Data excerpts
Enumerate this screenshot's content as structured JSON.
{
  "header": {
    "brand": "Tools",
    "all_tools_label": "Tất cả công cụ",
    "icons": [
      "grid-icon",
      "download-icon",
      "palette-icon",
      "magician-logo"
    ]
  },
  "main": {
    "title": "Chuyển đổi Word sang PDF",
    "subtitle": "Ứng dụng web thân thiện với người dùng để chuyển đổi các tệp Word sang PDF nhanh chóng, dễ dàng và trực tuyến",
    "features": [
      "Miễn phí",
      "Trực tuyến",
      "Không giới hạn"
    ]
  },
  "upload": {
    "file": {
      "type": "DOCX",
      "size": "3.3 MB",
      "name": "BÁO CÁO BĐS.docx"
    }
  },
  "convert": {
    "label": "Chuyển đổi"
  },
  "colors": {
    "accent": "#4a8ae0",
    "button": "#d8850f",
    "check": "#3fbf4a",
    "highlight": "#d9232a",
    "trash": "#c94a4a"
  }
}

-- YOUR GOAL --
Look for lines containing the string "Word" and copy them all.

-- TASK OUTPUT --
    "title": "Chuyển đổi Word sang PDF",
    "subtitle": "Ứng dụng web thân thiện với người dùng để chuyển đổi các tệp Word sang PDF nhanh chóng, dễ dàng và trực tuyến",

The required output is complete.